Work to complete:
How many lines in this material include the string "algum"? Answer with the number and nothing further.

-- begin Information supplied --

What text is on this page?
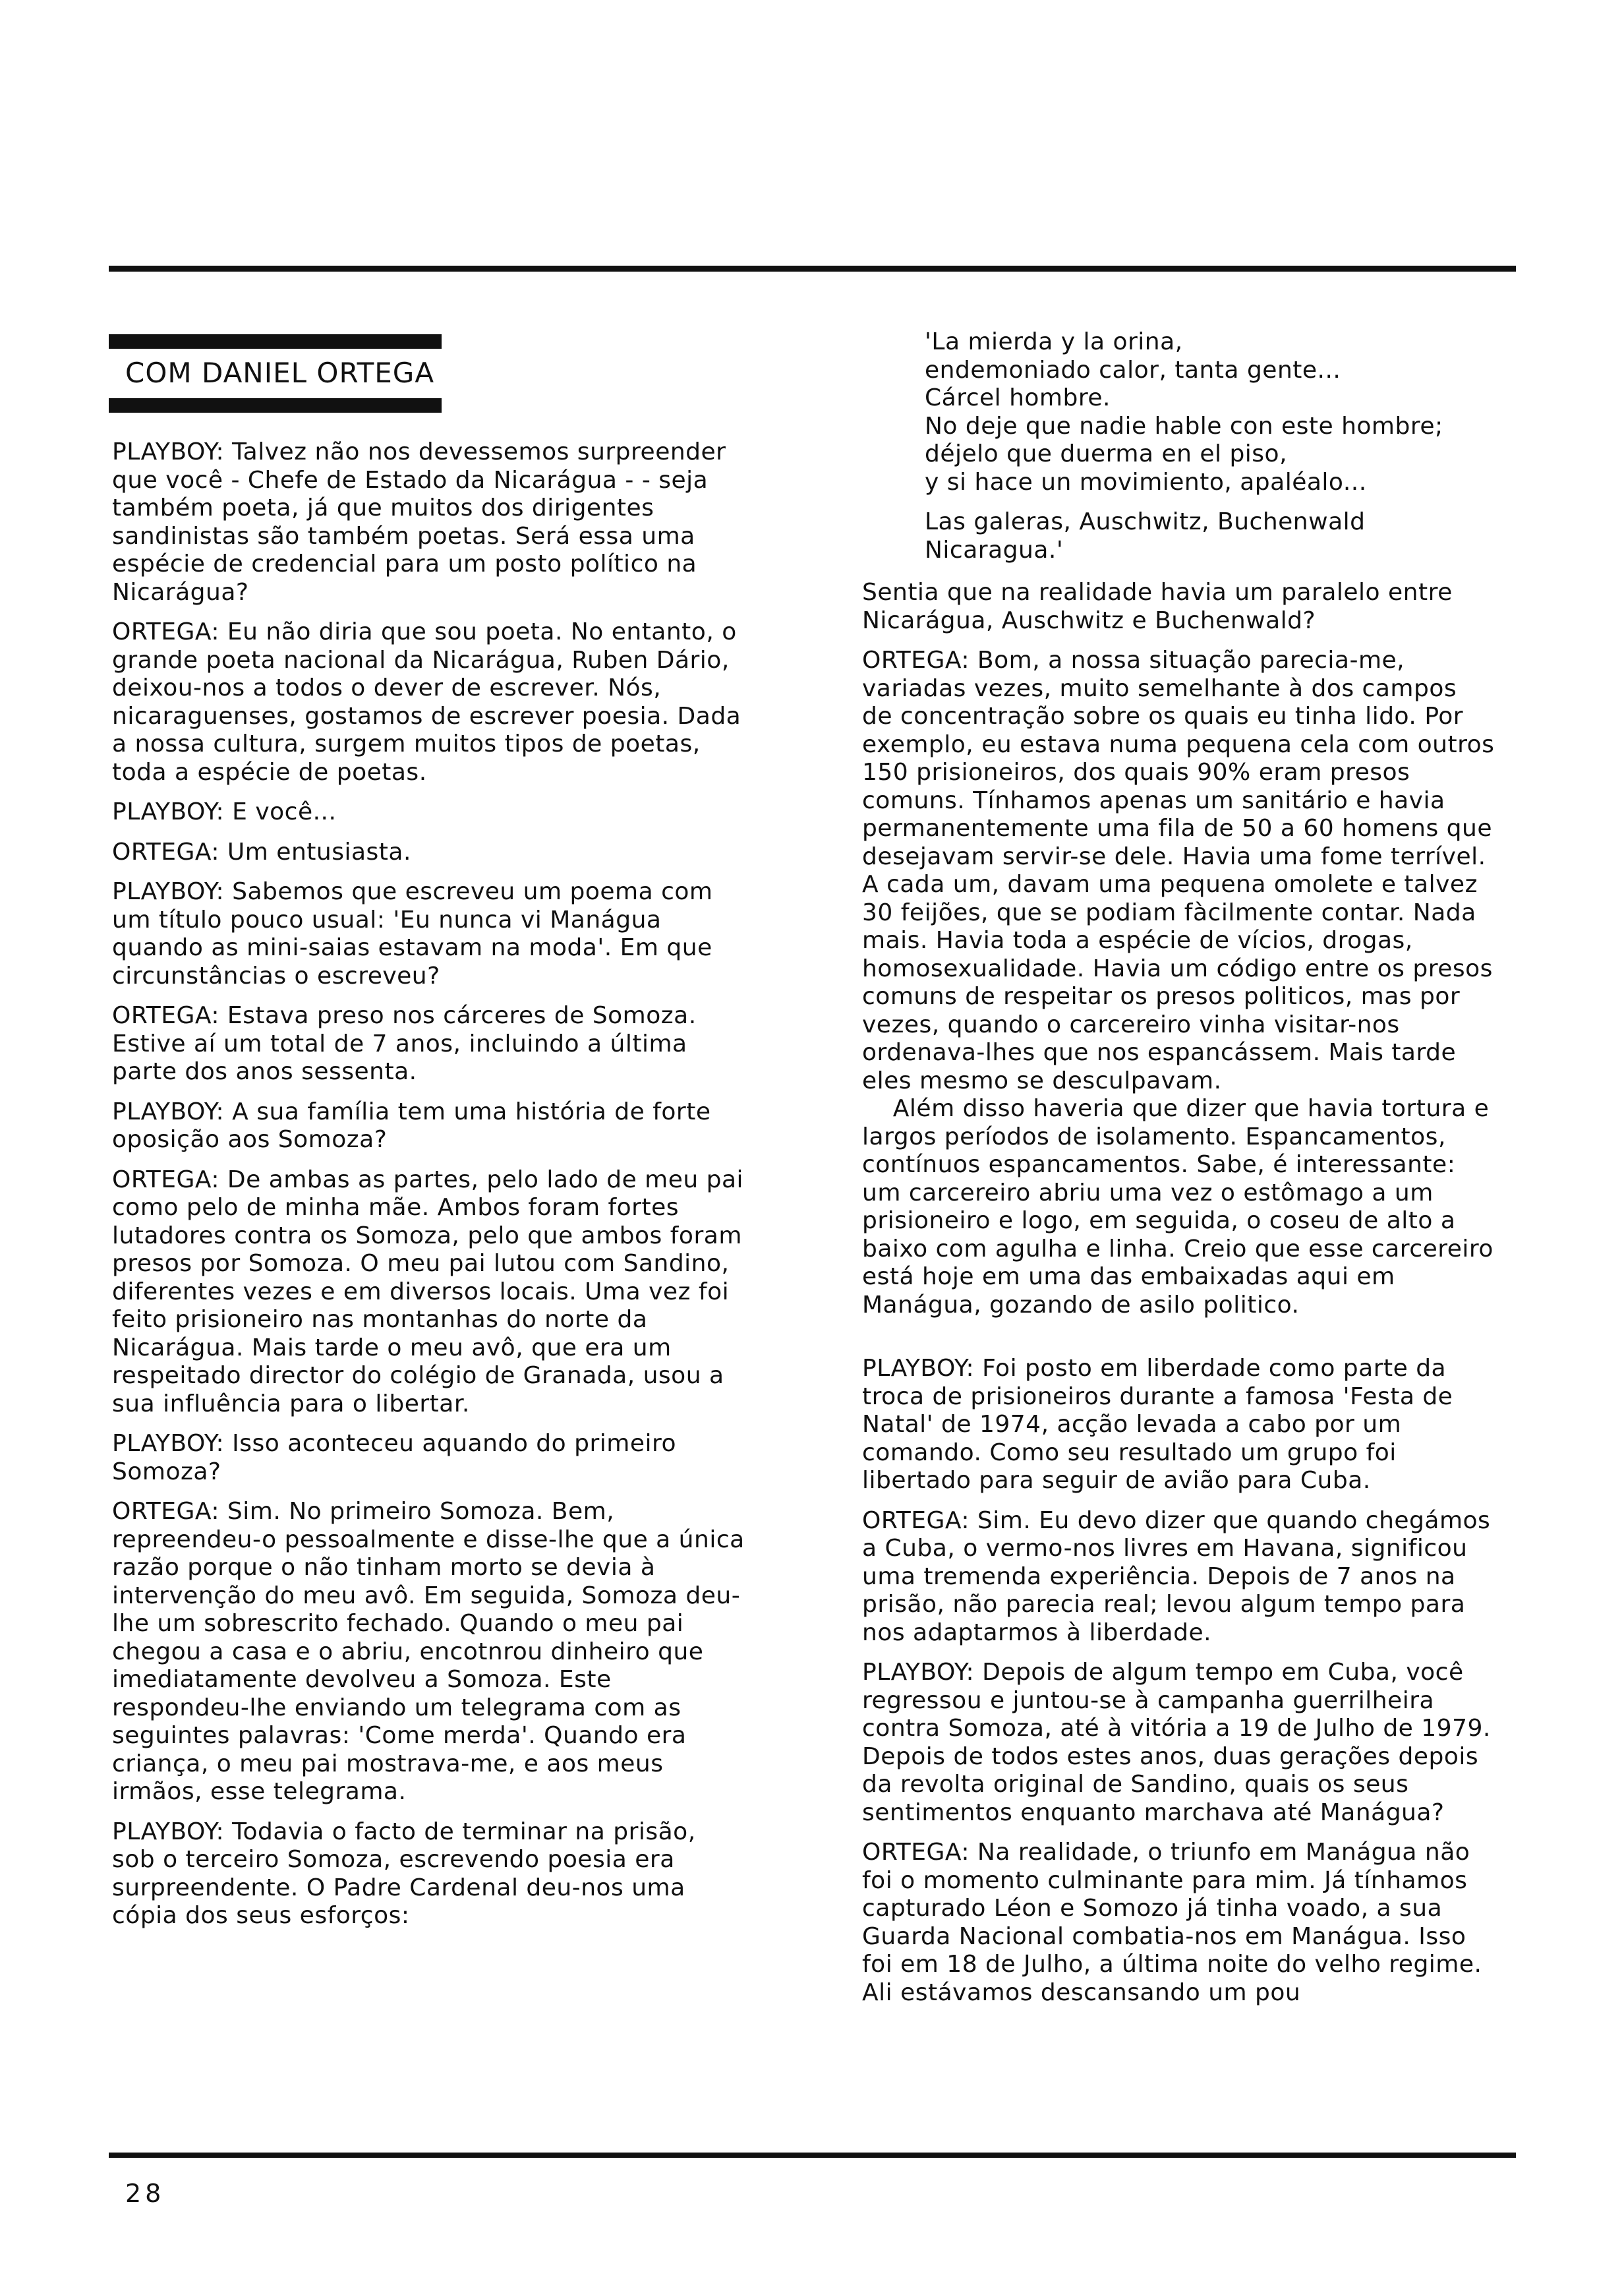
COM DANIEL ORTEGA

PLAYBOY: Talvez não nos devessemos surpreender que você - Chefe de Estado da Nicarágua - - seja também poeta, já que muitos dos dirigentes sandinistas são também poetas. Será essa uma espécie de credencial para um posto político na Nicarágua?

ORTEGA: Eu não diria que sou poeta. No entanto, o grande poeta nacional da Nicarágua, Ruben Dário, deixou-nos a todos o dever de escrever. Nós, nicaraguenses, gostamos de escrever poesia. Dada a nossa cultura, surgem muitos tipos de poetas, toda a espécie de poetas.

PLAYBOY: E você...

ORTEGA: Um entusiasta.

PLAYBOY: Sabemos que escreveu um poema com um título pouco usual: 'Eu nunca vi Manágua quando as mini-saias estavam na moda'. Em que circunstâncias o escreveu?

ORTEGA: Estava preso nos cárceres de Somoza. Estive aí um total de 7 anos, incluindo a última parte dos anos sessenta.

PLAYBOY: A sua família tem uma história de forte oposição aos Somoza?

ORTEGA: De ambas as partes, pelo lado de meu pai como pelo de minha mãe. Ambos foram fortes lutadores contra os Somoza, pelo que ambos foram presos por Somoza. O meu pai lutou com Sandino, diferentes vezes e em diversos locais. Uma vez foi feito prisioneiro nas montanhas do norte da Nicarágua. Mais tarde o meu avô, que era um respeitado director do colégio de Granada, usou a sua influência para o libertar.

PLAYBOY: Isso aconteceu aquando do primeiro Somoza?

ORTEGA: Sim. No primeiro Somoza. Bem, repreendeu-o pessoalmente e disse-lhe que a única razão porque o não tinham morto se devia à intervenção do meu avô. Em seguida, Somoza deu-lhe um sobrescrito fechado. Quando o meu pai chegou a casa e o abriu, encotnrou dinheiro que imediatamente devolveu a Somoza. Este respondeu-lhe enviando um telegrama com as seguintes palavras: 'Come merda'. Quando era criança, o meu pai mostrava-me, e aos meus irmãos, esse telegrama.

PLAYBOY: Todavia o facto de terminar na prisão, sob o terceiro Somoza, escrevendo poesia era surpreendente. O Padre Cardenal deu-nos uma cópia dos seus esforços:

'La mierda y la orina,
endemoniado calor, tanta gente...
Cárcel hombre.
No deje que nadie hable con este hombre;
déjelo que duerma en el piso,
y si hace un movimiento, apaléalo...
Las galeras, Auschwitz, Buchenwald
Nicaragua.'

Sentia que na realidade havia um paralelo entre Nicarágua, Auschwitz e Buchenwald?

ORTEGA: Bom, a nossa situação parecia-me, variadas vezes, muito semelhante à dos campos de concentração sobre os quais eu tinha lido. Por exemplo, eu estava numa pequena cela com outros 150 prisioneiros, dos quais 90% eram presos comuns. Tínhamos apenas um sanitário e havia permanentemente uma fila de 50 a 60 homens que desejavam servir-se dele. Havia uma fome terrível. A cada um, davam uma pequena omolete e talvez 30 feijões, que se podiam fàcilmente contar. Nada mais. Havia toda a espécie de vícios, drogas, homosexualidade. Havia um código entre os presos comuns de respeitar os presos politicos, mas por vezes, quando o carcereiro vinha visitar-nos ordenava-lhes que nos espancássem. Mais tarde eles mesmo se desculpavam.

Além disso haveria que dizer que havia tortura e largos períodos de isolamento. Espancamentos, contínuos espancamentos. Sabe, é interessante: um carcereiro abriu uma vez o estômago a um prisioneiro e logo, em seguida, o coseu de alto a baixo com agulha e linha. Creio que esse carcereiro está hoje em uma das embaixadas aqui em Manágua, gozando de asilo politico.

PLAYBOY: Foi posto em liberdade como parte da troca de prisioneiros durante a famosa 'Festa de Natal' de 1974, acção levada a cabo por um comando. Como seu resultado um grupo foi libertado para seguir de avião para Cuba.

ORTEGA: Sim. Eu devo dizer que quando chegámos a Cuba, o vermo-nos livres em Havana, significou uma tremenda experiência. Depois de 7 anos na prisão, não parecia real; levou algum tempo para nos adaptarmos à liberdade.

PLAYBOY: Depois de algum tempo em Cuba, você regressou e juntou-se à campanha guerrilheira contra Somoza, até à vitória a 19 de Julho de 1979. Depois de todos estes anos, duas gerações depois da revolta original de Sandino, quais os seus sentimentos enquanto marchava até Manágua?

ORTEGA: Na realidade, o triunfo em Manágua não foi o momento culminante para mim. Já tínhamos capturado Léon e Somozo já tinha voado, a sua Guarda Nacional combatia-nos em Manágua. Isso foi em 18 de Julho, a última noite do velho regime. Ali estávamos descansando um pou

28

-- end Information supplied --

Written response:
2